Stored data
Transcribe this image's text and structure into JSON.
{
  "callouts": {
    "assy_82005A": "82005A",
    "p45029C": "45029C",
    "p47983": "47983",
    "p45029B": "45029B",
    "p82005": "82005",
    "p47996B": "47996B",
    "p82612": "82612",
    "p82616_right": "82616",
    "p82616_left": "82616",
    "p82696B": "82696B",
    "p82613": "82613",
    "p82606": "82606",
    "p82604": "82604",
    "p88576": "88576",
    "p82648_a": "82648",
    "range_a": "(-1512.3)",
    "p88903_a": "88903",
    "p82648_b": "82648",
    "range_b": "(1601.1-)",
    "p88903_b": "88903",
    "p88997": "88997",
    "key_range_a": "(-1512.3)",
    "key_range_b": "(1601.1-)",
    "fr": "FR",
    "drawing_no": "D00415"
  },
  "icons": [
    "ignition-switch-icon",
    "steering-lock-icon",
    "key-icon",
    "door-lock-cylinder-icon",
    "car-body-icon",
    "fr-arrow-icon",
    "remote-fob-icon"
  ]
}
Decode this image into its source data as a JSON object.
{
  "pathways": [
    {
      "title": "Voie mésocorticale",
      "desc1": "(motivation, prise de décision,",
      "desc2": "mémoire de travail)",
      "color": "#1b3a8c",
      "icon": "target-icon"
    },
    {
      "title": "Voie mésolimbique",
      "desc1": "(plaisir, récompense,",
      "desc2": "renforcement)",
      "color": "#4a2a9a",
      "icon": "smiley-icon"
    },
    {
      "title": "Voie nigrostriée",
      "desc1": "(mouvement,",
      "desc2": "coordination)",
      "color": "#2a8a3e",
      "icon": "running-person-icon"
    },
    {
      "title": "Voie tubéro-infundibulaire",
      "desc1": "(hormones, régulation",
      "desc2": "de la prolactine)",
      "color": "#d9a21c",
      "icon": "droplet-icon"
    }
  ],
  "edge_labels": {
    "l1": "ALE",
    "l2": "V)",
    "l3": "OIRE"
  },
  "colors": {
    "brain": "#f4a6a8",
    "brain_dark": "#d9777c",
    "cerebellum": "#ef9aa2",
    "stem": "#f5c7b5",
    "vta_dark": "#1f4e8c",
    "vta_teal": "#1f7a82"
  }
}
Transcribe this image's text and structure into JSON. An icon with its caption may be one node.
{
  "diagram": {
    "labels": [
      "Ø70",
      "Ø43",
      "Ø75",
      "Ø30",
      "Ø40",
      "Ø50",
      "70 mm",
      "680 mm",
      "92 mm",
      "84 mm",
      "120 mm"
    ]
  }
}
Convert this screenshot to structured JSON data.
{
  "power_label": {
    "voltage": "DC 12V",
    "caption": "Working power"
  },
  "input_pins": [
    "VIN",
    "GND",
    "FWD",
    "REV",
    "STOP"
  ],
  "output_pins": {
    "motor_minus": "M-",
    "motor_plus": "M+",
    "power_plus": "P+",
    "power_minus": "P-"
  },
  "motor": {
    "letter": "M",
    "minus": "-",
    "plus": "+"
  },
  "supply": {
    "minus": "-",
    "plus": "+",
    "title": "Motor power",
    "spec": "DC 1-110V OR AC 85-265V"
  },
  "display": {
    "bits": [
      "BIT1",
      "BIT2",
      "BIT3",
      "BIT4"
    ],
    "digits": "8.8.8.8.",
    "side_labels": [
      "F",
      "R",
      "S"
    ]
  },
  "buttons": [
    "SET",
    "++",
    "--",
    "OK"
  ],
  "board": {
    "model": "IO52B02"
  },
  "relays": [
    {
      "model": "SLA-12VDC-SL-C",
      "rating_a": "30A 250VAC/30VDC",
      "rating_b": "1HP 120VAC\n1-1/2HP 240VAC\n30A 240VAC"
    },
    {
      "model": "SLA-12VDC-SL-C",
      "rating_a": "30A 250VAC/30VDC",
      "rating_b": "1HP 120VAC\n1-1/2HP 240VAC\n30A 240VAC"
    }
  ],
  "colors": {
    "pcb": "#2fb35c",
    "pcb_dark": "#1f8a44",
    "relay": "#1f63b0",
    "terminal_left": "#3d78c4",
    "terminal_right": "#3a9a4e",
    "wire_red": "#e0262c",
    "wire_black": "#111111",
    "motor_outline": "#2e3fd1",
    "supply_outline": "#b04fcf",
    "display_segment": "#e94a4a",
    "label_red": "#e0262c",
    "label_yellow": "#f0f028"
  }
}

Exercise description: Reproduce the listing above word for word.

Answer to this task:
Transcribe this image's text and structure into JSON.
{
  "callouts": {
    "assy_82005A": "82005A",
    "p45029C": "45029C",
    "p47983": "47983",
    "p45029B": "45029B",
    "p82005": "82005",
    "p47996B": "47996B",
    "p82612": "82612",
    "p82616_right": "82616",
    "p82616_left": "82616",
    "p82696B": "82696B",
    "p82613": "82613",
    "p82606": "82606",
    "p82604": "82604",
    "p88576": "88576",
    "p82648_a": "82648",
    "range_a": "(-1512.3)",
    "p88903_a": "88903",
    "p82648_b": "82648",
    "range_b": "(1601.1-)",
    "p88903_b": "88903",
    "p88997": "88997",
    "key_range_a": "(-1512.3)",
    "key_range_b": "(1601.1-)",
    "fr": "FR",
    "drawing_no": "D00415"
  },
  "icons": [
    "ignition-switch-icon",
    "steering-lock-icon",
    "key-icon",
    "door-lock-cylinder-icon",
    "car-body-icon",
    "fr-arrow-icon",
    "remote-fob-icon"
  ]
}
Decode this image into its source data as a JSON object.
{
  "pathways": [
    {
      "title": "Voie mésocorticale",
      "desc1": "(motivation, prise de décision,",
      "desc2": "mémoire de travail)",
      "color": "#1b3a8c",
      "icon": "target-icon"
    },
    {
      "title": "Voie mésolimbique",
      "desc1": "(plaisir, récompense,",
      "desc2": "renforcement)",
      "color": "#4a2a9a",
      "icon": "smiley-icon"
    },
    {
      "title": "Voie nigrostriée",
      "desc1": "(mouvement,",
      "desc2": "coordination)",
      "color": "#2a8a3e",
      "icon": "running-person-icon"
    },
    {
      "title": "Voie tubéro-infundibulaire",
      "desc1": "(hormones, régulation",
      "desc2": "de la prolactine)",
      "color": "#d9a21c",
      "icon": "droplet-icon"
    }
  ],
  "edge_labels": {
    "l1": "ALE",
    "l2": "V)",
    "l3": "OIRE"
  },
  "colors": {
    "brain": "#f4a6a8",
    "brain_dark": "#d9777c",
    "cerebellum": "#ef9aa2",
    "stem": "#f5c7b5",
    "vta_dark": "#1f4e8c",
    "vta_teal": "#1f7a82"
  }
}
Transcribe this image's text and structure into JSON. An icon with its caption may be one node.
{
  "diagram": {
    "labels": [
      "Ø70",
      "Ø43",
      "Ø75",
      "Ø30",
      "Ø40",
      "Ø50",
      "70 mm",
      "680 mm",
      "92 mm",
      "84 mm",
      "120 mm"
    ]
  }
}
Convert this screenshot to structured JSON data.
{
  "power_label": {
    "voltage": "DC 12V",
    "caption": "Working power"
  },
  "input_pins": [
    "VIN",
    "GND",
    "FWD",
    "REV",
    "STOP"
  ],
  "output_pins": {
    "motor_minus": "M-",
    "motor_plus": "M+",
    "power_plus": "P+",
    "power_minus": "P-"
  },
  "motor": {
    "letter": "M",
    "minus": "-",
    "plus": "+"
  },
  "supply": {
    "minus": "-",
    "plus": "+",
    "title": "Motor power",
    "spec": "DC 1-110V OR AC 85-265V"
  },
  "display": {
    "bits": [
      "BIT1",
      "BIT2",
      "BIT3",
      "BIT4"
    ],
    "digits": "8.8.8.8.",
    "side_labels": [
      "F",
      "R",
      "S"
    ]
  },
  "buttons": [
    "SET",
    "++",
    "--",
    "OK"
  ],
  "board": {
    "model": "IO52B02"
  },
  "relays": [
    {
      "model": "SLA-12VDC-SL-C",
      "rating_a": "30A 250VAC/30VDC",
      "rating_b": "1HP 120VAC\n1-1/2HP 240VAC\n30A 240VAC"
    },
    {
      "model": "SLA-12VDC-SL-C",
      "rating_a": "30A 250VAC/30VDC",
      "rating_b": "1HP 120VAC\n1-1/2HP 240VAC\n30A 240VAC"
    }
  ],
  "colors": {
    "pcb": "#2fb35c",
    "pcb_dark": "#1f8a44",
    "relay": "#1f63b0",
    "terminal_left": "#3d78c4",
    "terminal_right": "#3a9a4e",
    "wire_red": "#e0262c",
    "wire_black": "#111111",
    "motor_outline": "#2e3fd1",
    "supply_outline": "#b04fcf",
    "display_segment": "#e94a4a",
    "label_red": "#e0262c",
    "label_yellow": "#f0f028"
  }
}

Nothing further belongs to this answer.